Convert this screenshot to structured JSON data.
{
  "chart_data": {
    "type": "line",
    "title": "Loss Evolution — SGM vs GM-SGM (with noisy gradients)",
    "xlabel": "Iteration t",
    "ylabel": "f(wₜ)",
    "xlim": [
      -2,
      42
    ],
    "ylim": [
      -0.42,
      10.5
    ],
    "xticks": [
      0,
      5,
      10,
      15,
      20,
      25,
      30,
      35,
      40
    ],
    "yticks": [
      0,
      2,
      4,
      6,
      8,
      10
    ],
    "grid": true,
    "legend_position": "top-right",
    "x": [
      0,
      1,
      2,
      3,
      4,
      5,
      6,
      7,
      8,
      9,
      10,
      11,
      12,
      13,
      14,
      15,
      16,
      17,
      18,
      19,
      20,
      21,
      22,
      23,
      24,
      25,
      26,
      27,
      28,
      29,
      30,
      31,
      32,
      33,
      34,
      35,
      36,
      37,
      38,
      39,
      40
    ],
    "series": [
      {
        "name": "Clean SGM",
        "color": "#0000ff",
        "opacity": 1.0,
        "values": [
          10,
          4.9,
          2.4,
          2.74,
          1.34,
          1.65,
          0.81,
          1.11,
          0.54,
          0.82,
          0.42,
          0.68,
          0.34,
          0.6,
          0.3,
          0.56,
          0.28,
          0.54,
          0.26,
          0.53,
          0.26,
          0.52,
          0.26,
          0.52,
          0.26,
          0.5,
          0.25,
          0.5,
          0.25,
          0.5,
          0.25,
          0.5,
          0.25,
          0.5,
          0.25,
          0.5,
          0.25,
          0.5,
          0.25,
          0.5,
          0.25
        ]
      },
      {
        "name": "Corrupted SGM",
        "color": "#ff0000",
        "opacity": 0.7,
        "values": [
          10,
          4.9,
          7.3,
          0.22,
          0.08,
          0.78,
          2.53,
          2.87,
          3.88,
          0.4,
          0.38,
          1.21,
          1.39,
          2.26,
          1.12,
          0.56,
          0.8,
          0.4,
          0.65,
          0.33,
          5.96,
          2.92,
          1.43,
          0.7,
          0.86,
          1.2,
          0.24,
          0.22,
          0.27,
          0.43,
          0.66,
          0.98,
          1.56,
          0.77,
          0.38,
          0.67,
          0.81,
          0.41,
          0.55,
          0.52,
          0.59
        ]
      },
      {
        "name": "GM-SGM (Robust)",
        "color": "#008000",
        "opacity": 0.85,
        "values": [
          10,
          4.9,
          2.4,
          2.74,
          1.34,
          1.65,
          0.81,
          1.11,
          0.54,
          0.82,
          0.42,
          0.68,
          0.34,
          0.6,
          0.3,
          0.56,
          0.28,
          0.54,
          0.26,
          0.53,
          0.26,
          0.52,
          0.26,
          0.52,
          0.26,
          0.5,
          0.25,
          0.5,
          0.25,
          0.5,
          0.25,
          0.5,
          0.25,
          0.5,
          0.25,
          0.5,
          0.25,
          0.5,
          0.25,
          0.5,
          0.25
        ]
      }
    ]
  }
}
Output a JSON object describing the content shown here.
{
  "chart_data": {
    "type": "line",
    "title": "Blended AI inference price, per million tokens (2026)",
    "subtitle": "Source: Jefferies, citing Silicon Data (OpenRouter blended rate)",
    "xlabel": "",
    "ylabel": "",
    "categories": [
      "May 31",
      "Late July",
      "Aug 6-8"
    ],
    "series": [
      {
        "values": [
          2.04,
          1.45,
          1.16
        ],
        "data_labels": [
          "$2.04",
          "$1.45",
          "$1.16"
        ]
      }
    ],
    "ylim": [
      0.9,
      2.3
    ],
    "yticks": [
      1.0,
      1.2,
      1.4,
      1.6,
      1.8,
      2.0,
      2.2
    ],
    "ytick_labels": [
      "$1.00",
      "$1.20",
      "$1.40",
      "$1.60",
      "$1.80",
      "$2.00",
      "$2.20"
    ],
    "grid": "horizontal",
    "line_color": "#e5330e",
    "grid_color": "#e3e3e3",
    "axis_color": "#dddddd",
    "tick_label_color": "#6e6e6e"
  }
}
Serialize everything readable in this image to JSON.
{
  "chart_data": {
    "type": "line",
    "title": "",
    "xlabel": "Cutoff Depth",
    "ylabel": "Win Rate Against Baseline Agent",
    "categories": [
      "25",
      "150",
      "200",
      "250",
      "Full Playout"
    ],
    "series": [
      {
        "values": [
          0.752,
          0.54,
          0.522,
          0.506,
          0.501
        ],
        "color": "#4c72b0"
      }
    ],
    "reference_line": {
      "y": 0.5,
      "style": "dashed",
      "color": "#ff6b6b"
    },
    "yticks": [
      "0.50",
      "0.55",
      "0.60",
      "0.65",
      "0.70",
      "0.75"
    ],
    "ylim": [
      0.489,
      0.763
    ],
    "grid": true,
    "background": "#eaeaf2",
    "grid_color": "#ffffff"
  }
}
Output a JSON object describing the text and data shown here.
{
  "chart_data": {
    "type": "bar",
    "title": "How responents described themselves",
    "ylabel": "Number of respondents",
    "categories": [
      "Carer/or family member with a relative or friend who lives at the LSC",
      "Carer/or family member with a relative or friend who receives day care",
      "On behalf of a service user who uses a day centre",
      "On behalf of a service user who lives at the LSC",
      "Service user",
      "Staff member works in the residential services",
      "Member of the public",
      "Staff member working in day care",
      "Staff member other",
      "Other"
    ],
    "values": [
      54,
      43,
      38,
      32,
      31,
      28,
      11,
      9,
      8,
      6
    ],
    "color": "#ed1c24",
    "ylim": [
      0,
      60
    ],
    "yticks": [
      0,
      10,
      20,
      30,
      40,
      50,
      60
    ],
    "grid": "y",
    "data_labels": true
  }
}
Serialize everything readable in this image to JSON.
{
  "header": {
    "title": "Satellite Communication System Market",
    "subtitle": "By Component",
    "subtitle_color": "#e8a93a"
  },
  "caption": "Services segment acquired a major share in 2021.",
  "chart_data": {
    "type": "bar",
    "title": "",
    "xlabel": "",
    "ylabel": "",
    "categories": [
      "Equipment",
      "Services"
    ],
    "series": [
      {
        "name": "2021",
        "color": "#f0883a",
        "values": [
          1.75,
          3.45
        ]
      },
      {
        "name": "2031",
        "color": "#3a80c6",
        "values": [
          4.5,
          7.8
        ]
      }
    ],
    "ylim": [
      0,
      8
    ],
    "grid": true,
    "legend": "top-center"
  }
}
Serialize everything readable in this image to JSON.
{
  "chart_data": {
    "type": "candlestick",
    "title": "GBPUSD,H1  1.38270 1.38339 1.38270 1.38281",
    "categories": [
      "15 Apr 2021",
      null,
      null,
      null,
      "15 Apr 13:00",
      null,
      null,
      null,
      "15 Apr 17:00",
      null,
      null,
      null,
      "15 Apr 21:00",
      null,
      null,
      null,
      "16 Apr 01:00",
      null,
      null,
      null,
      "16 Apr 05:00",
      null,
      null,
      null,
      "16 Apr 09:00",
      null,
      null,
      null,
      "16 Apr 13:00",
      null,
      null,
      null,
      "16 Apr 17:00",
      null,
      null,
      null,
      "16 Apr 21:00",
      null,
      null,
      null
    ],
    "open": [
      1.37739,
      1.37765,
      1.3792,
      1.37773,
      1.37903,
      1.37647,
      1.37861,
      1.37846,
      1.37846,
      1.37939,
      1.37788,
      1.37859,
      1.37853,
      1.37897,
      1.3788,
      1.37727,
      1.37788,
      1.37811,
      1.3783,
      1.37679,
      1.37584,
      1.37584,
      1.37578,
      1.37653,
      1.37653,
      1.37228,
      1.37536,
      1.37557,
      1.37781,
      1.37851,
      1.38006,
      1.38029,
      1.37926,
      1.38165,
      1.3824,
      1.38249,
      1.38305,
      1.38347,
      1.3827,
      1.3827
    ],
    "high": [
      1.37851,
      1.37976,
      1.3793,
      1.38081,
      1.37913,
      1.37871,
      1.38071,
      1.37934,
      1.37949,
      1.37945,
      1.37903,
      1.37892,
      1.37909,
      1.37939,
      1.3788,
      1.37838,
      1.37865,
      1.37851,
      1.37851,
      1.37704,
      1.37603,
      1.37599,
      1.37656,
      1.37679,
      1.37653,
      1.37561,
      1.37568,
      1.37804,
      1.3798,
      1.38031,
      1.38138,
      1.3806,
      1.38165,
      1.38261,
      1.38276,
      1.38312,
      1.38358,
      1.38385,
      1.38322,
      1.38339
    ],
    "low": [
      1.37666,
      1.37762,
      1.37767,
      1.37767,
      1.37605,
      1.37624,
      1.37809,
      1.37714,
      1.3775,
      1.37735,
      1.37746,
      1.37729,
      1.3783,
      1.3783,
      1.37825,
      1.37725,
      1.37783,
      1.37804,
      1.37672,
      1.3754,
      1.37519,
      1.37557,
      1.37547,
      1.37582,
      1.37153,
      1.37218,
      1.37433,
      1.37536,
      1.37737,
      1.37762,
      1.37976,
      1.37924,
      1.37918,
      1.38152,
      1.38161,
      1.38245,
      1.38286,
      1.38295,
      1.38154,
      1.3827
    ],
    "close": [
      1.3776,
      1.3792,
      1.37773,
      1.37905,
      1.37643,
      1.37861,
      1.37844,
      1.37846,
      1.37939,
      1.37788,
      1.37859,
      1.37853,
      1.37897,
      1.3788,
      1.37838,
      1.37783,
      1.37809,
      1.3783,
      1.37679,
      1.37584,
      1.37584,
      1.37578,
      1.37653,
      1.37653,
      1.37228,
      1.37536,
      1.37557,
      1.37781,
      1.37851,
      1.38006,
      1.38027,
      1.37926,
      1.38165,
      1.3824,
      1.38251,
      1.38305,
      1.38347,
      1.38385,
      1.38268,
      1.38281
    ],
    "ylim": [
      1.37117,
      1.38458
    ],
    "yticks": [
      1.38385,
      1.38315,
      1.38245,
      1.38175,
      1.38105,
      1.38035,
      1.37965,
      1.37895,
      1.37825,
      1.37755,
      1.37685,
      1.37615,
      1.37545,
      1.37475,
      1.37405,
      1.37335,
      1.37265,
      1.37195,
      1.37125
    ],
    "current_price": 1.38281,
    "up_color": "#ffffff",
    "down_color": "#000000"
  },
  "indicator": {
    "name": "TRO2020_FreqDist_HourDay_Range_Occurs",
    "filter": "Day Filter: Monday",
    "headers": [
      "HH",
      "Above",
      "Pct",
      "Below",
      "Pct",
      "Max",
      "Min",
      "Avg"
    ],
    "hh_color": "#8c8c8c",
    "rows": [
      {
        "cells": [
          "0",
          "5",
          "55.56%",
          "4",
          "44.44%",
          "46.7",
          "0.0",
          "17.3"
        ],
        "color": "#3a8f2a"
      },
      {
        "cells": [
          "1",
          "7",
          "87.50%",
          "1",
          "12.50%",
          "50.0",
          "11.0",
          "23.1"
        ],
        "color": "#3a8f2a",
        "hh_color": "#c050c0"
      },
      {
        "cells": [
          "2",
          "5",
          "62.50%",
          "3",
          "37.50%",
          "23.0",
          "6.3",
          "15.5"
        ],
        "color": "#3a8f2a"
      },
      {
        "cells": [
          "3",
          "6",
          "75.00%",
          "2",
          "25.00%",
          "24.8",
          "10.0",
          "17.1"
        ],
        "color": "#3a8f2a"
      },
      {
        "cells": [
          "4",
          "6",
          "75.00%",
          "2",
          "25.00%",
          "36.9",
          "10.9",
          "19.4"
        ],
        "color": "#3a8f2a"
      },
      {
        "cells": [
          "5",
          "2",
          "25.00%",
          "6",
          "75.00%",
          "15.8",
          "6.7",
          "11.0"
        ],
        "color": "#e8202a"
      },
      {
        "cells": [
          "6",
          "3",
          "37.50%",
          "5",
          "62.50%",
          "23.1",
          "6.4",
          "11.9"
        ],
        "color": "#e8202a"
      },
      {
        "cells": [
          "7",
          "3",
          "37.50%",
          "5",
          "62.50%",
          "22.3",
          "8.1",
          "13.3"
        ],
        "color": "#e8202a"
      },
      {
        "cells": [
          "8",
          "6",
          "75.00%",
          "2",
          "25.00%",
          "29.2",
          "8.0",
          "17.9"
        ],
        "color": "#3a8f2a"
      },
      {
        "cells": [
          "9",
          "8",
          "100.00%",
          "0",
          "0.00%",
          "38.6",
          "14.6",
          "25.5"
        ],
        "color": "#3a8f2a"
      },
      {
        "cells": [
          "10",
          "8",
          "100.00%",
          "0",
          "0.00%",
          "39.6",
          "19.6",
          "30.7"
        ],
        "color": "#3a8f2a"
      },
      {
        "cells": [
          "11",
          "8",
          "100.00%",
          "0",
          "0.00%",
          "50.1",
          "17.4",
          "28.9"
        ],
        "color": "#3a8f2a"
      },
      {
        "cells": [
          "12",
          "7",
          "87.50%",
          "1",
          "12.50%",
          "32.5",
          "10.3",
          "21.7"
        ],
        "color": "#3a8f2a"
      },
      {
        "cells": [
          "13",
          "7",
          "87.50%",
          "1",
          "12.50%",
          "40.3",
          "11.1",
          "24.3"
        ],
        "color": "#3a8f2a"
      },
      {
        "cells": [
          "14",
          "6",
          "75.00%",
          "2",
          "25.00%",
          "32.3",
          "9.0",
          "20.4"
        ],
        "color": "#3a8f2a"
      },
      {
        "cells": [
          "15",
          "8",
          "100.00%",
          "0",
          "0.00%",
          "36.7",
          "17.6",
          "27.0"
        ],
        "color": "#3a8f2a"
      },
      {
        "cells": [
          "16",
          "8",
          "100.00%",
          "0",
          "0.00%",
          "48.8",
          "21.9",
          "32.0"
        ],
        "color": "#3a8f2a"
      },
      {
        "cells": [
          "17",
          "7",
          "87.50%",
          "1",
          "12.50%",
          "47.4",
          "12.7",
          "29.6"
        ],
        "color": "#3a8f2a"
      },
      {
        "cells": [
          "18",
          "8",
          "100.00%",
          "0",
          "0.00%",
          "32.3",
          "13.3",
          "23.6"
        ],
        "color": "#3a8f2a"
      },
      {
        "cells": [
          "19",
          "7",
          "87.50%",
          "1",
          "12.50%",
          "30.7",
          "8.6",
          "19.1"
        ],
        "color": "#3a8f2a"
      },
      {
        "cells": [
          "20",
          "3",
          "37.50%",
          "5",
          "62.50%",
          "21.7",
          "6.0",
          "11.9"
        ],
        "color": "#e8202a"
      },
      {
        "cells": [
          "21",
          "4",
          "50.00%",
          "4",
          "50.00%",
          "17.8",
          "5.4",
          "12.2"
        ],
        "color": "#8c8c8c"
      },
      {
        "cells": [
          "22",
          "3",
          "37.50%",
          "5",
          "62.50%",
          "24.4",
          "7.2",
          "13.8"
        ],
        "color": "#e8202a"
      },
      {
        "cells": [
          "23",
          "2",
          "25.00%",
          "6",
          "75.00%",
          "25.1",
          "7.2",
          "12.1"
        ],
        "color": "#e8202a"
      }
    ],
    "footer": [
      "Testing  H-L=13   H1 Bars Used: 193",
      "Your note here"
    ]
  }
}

· · · ·

**EXERCISE**
Show every line where the string "name" appears.

**IN RESPONSE**
        "name": "Clean SGM",
        "name": "Corrupted SGM",
        "name": "GM-SGM (Robust)",
        "name": "2021",
        "name": "2031",
    "name": "TRO2020_FreqDist_HourDay_Range_Occurs",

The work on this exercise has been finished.